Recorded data
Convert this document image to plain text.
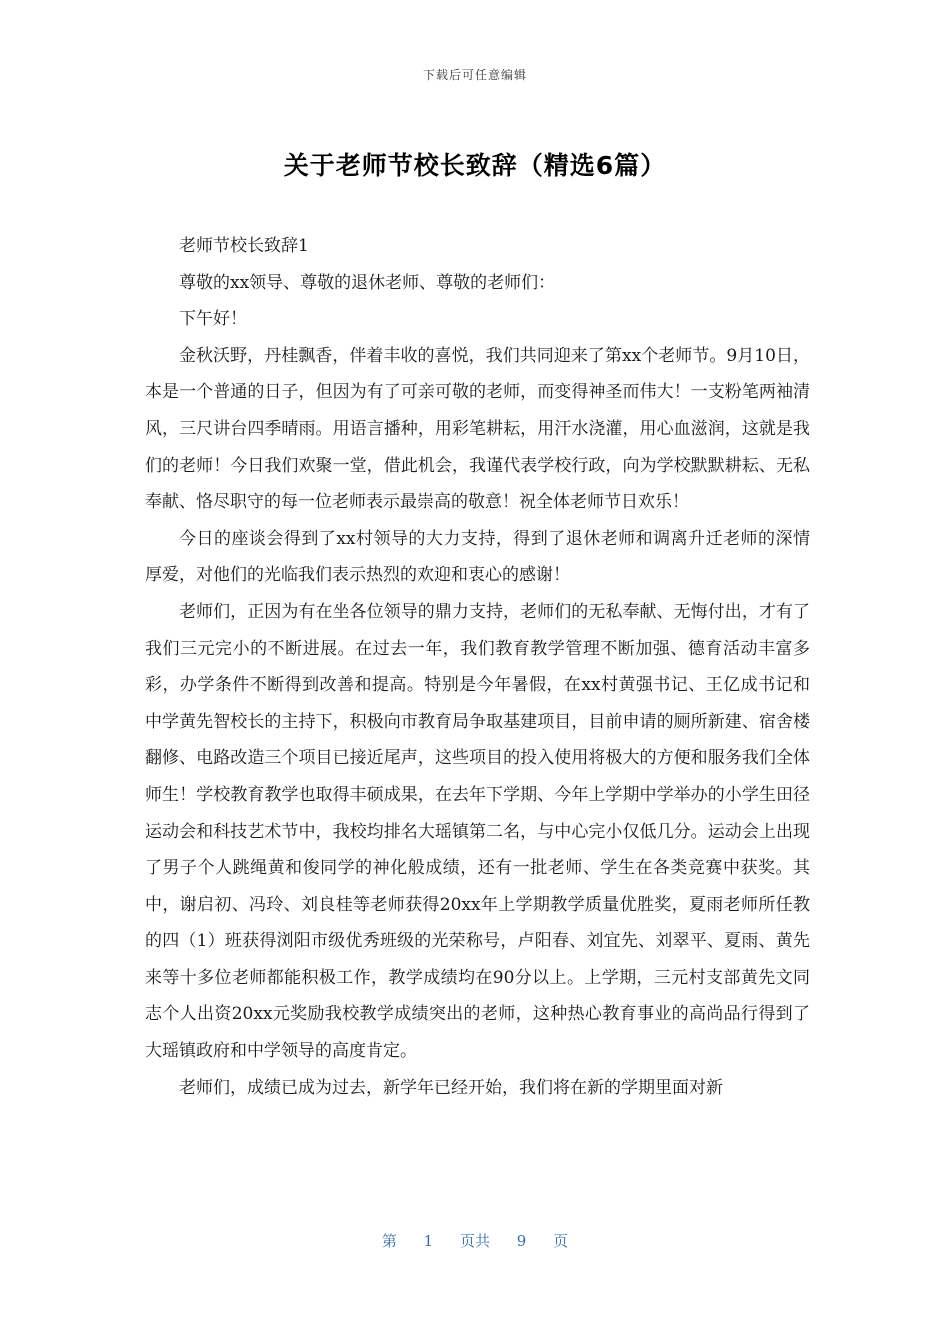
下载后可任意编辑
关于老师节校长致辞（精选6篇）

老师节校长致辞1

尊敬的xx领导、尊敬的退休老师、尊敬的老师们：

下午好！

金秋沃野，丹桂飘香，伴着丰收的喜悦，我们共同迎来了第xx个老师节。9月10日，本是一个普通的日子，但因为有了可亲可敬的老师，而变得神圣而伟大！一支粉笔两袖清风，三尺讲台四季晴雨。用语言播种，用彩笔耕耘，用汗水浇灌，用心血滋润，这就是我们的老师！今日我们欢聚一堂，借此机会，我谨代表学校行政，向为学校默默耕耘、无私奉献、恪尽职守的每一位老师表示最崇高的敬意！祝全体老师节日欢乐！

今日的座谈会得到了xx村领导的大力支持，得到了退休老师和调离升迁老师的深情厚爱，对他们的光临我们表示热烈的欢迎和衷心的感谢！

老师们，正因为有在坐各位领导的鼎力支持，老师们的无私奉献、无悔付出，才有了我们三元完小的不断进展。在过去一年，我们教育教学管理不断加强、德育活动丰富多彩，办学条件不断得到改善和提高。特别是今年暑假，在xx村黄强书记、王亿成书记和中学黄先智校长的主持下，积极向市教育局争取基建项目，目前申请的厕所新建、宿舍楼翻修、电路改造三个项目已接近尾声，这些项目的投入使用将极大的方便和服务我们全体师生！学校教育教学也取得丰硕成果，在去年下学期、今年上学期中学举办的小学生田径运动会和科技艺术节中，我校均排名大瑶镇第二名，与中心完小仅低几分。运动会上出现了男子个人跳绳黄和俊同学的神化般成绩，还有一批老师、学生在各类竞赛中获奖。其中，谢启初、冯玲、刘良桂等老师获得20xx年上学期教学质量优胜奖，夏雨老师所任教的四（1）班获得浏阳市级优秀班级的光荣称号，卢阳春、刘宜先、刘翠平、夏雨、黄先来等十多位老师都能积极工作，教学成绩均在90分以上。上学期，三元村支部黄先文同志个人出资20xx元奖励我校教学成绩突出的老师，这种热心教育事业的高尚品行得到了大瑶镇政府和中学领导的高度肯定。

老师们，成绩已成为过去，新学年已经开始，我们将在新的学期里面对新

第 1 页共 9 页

GOAL
Reproduce all of the material above word for word. Omit the pictures.

RESULT OF THIS EXERCISE
Convert this document image to plain text.
下载后可任意编辑
关于老师节校长致辞（精选6篇）

老师节校长致辞1

尊敬的xx领导、尊敬的退休老师、尊敬的老师们：

下午好！

金秋沃野，丹桂飘香，伴着丰收的喜悦，我们共同迎来了第xx个老师节。9月10日，本是一个普通的日子，但因为有了可亲可敬的老师，而变得神圣而伟大！一支粉笔两袖清风，三尺讲台四季晴雨。用语言播种，用彩笔耕耘，用汗水浇灌，用心血滋润，这就是我们的老师！今日我们欢聚一堂，借此机会，我谨代表学校行政，向为学校默默耕耘、无私奉献、恪尽职守的每一位老师表示最崇高的敬意！祝全体老师节日欢乐！

今日的座谈会得到了xx村领导的大力支持，得到了退休老师和调离升迁老师的深情厚爱，对他们的光临我们表示热烈的欢迎和衷心的感谢！

老师们，正因为有在坐各位领导的鼎力支持，老师们的无私奉献、无悔付出，才有了我们三元完小的不断进展。在过去一年，我们教育教学管理不断加强、德育活动丰富多彩，办学条件不断得到改善和提高。特别是今年暑假，在xx村黄强书记、王亿成书记和中学黄先智校长的主持下，积极向市教育局争取基建项目，目前申请的厕所新建、宿舍楼翻修、电路改造三个项目已接近尾声，这些项目的投入使用将极大的方便和服务我们全体师生！学校教育教学也取得丰硕成果，在去年下学期、今年上学期中学举办的小学生田径运动会和科技艺术节中，我校均排名大瑶镇第二名，与中心完小仅低几分。运动会上出现了男子个人跳绳黄和俊同学的神化般成绩，还有一批老师、学生在各类竞赛中获奖。其中，谢启初、冯玲、刘良桂等老师获得20xx年上学期教学质量优胜奖，夏雨老师所任教的四（1）班获得浏阳市级优秀班级的光荣称号，卢阳春、刘宜先、刘翠平、夏雨、黄先来等十多位老师都能积极工作，教学成绩均在90分以上。上学期，三元村支部黄先文同志个人出资20xx元奖励我校教学成绩突出的老师，这种热心教育事业的高尚品行得到了大瑶镇政府和中学领导的高度肯定。

老师们，成绩已成为过去，新学年已经开始，我们将在新的学期里面对新

第 1 页共 9 页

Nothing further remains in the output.